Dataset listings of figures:
----

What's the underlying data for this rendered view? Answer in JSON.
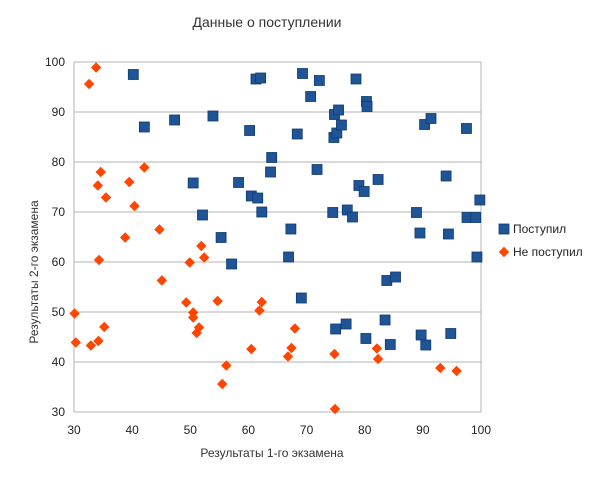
{
  "chart_data": {
    "type": "scatter",
    "title": "Данные о поступлении",
    "xlabel": "Результаты 1-го экзамена",
    "ylabel": "Результаты 2-го экзамена",
    "xlim": [
      30,
      100
    ],
    "ylim": [
      30,
      100
    ],
    "xticks": [
      30,
      40,
      50,
      60,
      70,
      80,
      90,
      100
    ],
    "yticks": [
      30,
      40,
      50,
      60,
      70,
      80,
      90,
      100
    ],
    "grid": "horizontal",
    "legend": "right",
    "series": [
      {
        "name": "Поступил",
        "color": "#1f5596",
        "marker": "square",
        "points": [
          [
            40.2,
            97.5
          ],
          [
            42.1,
            87.0
          ],
          [
            47.3,
            88.4
          ],
          [
            50.5,
            75.8
          ],
          [
            52.1,
            69.4
          ],
          [
            53.9,
            89.2
          ],
          [
            55.3,
            64.9
          ],
          [
            57.1,
            59.6
          ],
          [
            58.3,
            75.9
          ],
          [
            60.2,
            86.3
          ],
          [
            60.5,
            73.2
          ],
          [
            61.3,
            96.6
          ],
          [
            61.6,
            72.8
          ],
          [
            62.1,
            96.8
          ],
          [
            62.3,
            70.0
          ],
          [
            63.8,
            78.0
          ],
          [
            64.0,
            80.9
          ],
          [
            66.9,
            61.0
          ],
          [
            67.3,
            66.6
          ],
          [
            68.4,
            85.6
          ],
          [
            69.1,
            52.8
          ],
          [
            69.3,
            97.7
          ],
          [
            70.7,
            93.1
          ],
          [
            71.8,
            78.5
          ],
          [
            72.2,
            96.3
          ],
          [
            74.5,
            69.9
          ],
          [
            74.7,
            84.9
          ],
          [
            74.8,
            89.5
          ],
          [
            75.0,
            46.6
          ],
          [
            75.2,
            85.8
          ],
          [
            75.5,
            90.4
          ],
          [
            76.0,
            87.4
          ],
          [
            76.8,
            47.6
          ],
          [
            77.0,
            70.4
          ],
          [
            77.9,
            69.0
          ],
          [
            78.5,
            96.6
          ],
          [
            79.0,
            75.3
          ],
          [
            79.9,
            74.1
          ],
          [
            80.2,
            44.7
          ],
          [
            80.3,
            92.1
          ],
          [
            80.4,
            91.1
          ],
          [
            82.3,
            76.5
          ],
          [
            83.5,
            48.4
          ],
          [
            83.8,
            56.3
          ],
          [
            84.4,
            43.5
          ],
          [
            85.3,
            57.0
          ],
          [
            88.9,
            69.9
          ],
          [
            89.5,
            65.8
          ],
          [
            89.7,
            45.4
          ],
          [
            90.3,
            87.5
          ],
          [
            90.5,
            43.4
          ],
          [
            91.4,
            88.7
          ],
          [
            94.0,
            77.2
          ],
          [
            94.4,
            65.6
          ],
          [
            94.8,
            45.7
          ],
          [
            97.5,
            86.7
          ],
          [
            97.6,
            68.9
          ],
          [
            99.1,
            68.9
          ],
          [
            99.3,
            61.0
          ],
          [
            99.8,
            72.4
          ]
        ]
      },
      {
        "name": "Не поступил",
        "color": "#ff4500",
        "marker": "diamond",
        "points": [
          [
            30.1,
            49.7
          ],
          [
            30.3,
            43.9
          ],
          [
            32.6,
            95.6
          ],
          [
            32.9,
            43.3
          ],
          [
            33.8,
            98.9
          ],
          [
            34.1,
            75.3
          ],
          [
            34.2,
            44.2
          ],
          [
            34.3,
            60.4
          ],
          [
            34.6,
            78.0
          ],
          [
            35.2,
            47.0
          ],
          [
            35.5,
            72.9
          ],
          [
            38.8,
            64.9
          ],
          [
            39.5,
            76.0
          ],
          [
            40.4,
            71.2
          ],
          [
            42.1,
            78.9
          ],
          [
            44.7,
            66.5
          ],
          [
            45.1,
            56.3
          ],
          [
            49.3,
            51.9
          ],
          [
            49.9,
            59.9
          ],
          [
            50.5,
            49.9
          ],
          [
            50.5,
            48.9
          ],
          [
            51.1,
            45.8
          ],
          [
            51.5,
            46.9
          ],
          [
            51.9,
            63.2
          ],
          [
            52.4,
            60.9
          ],
          [
            54.7,
            52.2
          ],
          [
            55.5,
            35.6
          ],
          [
            56.2,
            39.3
          ],
          [
            60.5,
            42.6
          ],
          [
            61.9,
            50.3
          ],
          [
            62.3,
            52.0
          ],
          [
            66.8,
            41.1
          ],
          [
            67.4,
            42.8
          ],
          [
            68.0,
            46.7
          ],
          [
            74.8,
            41.6
          ],
          [
            74.9,
            30.6
          ],
          [
            82.1,
            42.7
          ],
          [
            82.3,
            40.6
          ],
          [
            93.0,
            38.8
          ],
          [
            95.8,
            38.2
          ]
        ]
      }
    ]
  }
}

----

### [Exercise aim]
The records above are to be restated exactly, without their pictures.

### [Full output]
What's the underlying data for this rendered view? Answer in JSON.
{
  "chart_data": {
    "type": "scatter",
    "title": "Данные о поступлении",
    "xlabel": "Результаты 1-го экзамена",
    "ylabel": "Результаты 2-го экзамена",
    "xlim": [
      30,
      100
    ],
    "ylim": [
      30,
      100
    ],
    "xticks": [
      30,
      40,
      50,
      60,
      70,
      80,
      90,
      100
    ],
    "yticks": [
      30,
      40,
      50,
      60,
      70,
      80,
      90,
      100
    ],
    "grid": "horizontal",
    "legend": "right",
    "series": [
      {
        "name": "Поступил",
        "color": "#1f5596",
        "marker": "square",
        "points": [
          [
            40.2,
            97.5
          ],
          [
            42.1,
            87.0
          ],
          [
            47.3,
            88.4
          ],
          [
            50.5,
            75.8
          ],
          [
            52.1,
            69.4
          ],
          [
            53.9,
            89.2
          ],
          [
            55.3,
            64.9
          ],
          [
            57.1,
            59.6
          ],
          [
            58.3,
            75.9
          ],
          [
            60.2,
            86.3
          ],
          [
            60.5,
            73.2
          ],
          [
            61.3,
            96.6
          ],
          [
            61.6,
            72.8
          ],
          [
            62.1,
            96.8
          ],
          [
            62.3,
            70.0
          ],
          [
            63.8,
            78.0
          ],
          [
            64.0,
            80.9
          ],
          [
            66.9,
            61.0
          ],
          [
            67.3,
            66.6
          ],
          [
            68.4,
            85.6
          ],
          [
            69.1,
            52.8
          ],
          [
            69.3,
            97.7
          ],
          [
            70.7,
            93.1
          ],
          [
            71.8,
            78.5
          ],
          [
            72.2,
            96.3
          ],
          [
            74.5,
            69.9
          ],
          [
            74.7,
            84.9
          ],
          [
            74.8,
            89.5
          ],
          [
            75.0,
            46.6
          ],
          [
            75.2,
            85.8
          ],
          [
            75.5,
            90.4
          ],
          [
            76.0,
            87.4
          ],
          [
            76.8,
            47.6
          ],
          [
            77.0,
            70.4
          ],
          [
            77.9,
            69.0
          ],
          [
            78.5,
            96.6
          ],
          [
            79.0,
            75.3
          ],
          [
            79.9,
            74.1
          ],
          [
            80.2,
            44.7
          ],
          [
            80.3,
            92.1
          ],
          [
            80.4,
            91.1
          ],
          [
            82.3,
            76.5
          ],
          [
            83.5,
            48.4
          ],
          [
            83.8,
            56.3
          ],
          [
            84.4,
            43.5
          ],
          [
            85.3,
            57.0
          ],
          [
            88.9,
            69.9
          ],
          [
            89.5,
            65.8
          ],
          [
            89.7,
            45.4
          ],
          [
            90.3,
            87.5
          ],
          [
            90.5,
            43.4
          ],
          [
            91.4,
            88.7
          ],
          [
            94.0,
            77.2
          ],
          [
            94.4,
            65.6
          ],
          [
            94.8,
            45.7
          ],
          [
            97.5,
            86.7
          ],
          [
            97.6,
            68.9
          ],
          [
            99.1,
            68.9
          ],
          [
            99.3,
            61.0
          ],
          [
            99.8,
            72.4
          ]
        ]
      },
      {
        "name": "Не поступил",
        "color": "#ff4500",
        "marker": "diamond",
        "points": [
          [
            30.1,
            49.7
          ],
          [
            30.3,
            43.9
          ],
          [
            32.6,
            95.6
          ],
          [
            32.9,
            43.3
          ],
          [
            33.8,
            98.9
          ],
          [
            34.1,
            75.3
          ],
          [
            34.2,
            44.2
          ],
          [
            34.3,
            60.4
          ],
          [
            34.6,
            78.0
          ],
          [
            35.2,
            47.0
          ],
          [
            35.5,
            72.9
          ],
          [
            38.8,
            64.9
          ],
          [
            39.5,
            76.0
          ],
          [
            40.4,
            71.2
          ],
          [
            42.1,
            78.9
          ],
          [
            44.7,
            66.5
          ],
          [
            45.1,
            56.3
          ],
          [
            49.3,
            51.9
          ],
          [
            49.9,
            59.9
          ],
          [
            50.5,
            49.9
          ],
          [
            50.5,
            48.9
          ],
          [
            51.1,
            45.8
          ],
          [
            51.5,
            46.9
          ],
          [
            51.9,
            63.2
          ],
          [
            52.4,
            60.9
          ],
          [
            54.7,
            52.2
          ],
          [
            55.5,
            35.6
          ],
          [
            56.2,
            39.3
          ],
          [
            60.5,
            42.6
          ],
          [
            61.9,
            50.3
          ],
          [
            62.3,
            52.0
          ],
          [
            66.8,
            41.1
          ],
          [
            67.4,
            42.8
          ],
          [
            68.0,
            46.7
          ],
          [
            74.8,
            41.6
          ],
          [
            74.9,
            30.6
          ],
          [
            82.1,
            42.7
          ],
          [
            82.3,
            40.6
          ],
          [
            93.0,
            38.8
          ],
          [
            95.8,
            38.2
          ]
        ]
      }
    ]
  }
}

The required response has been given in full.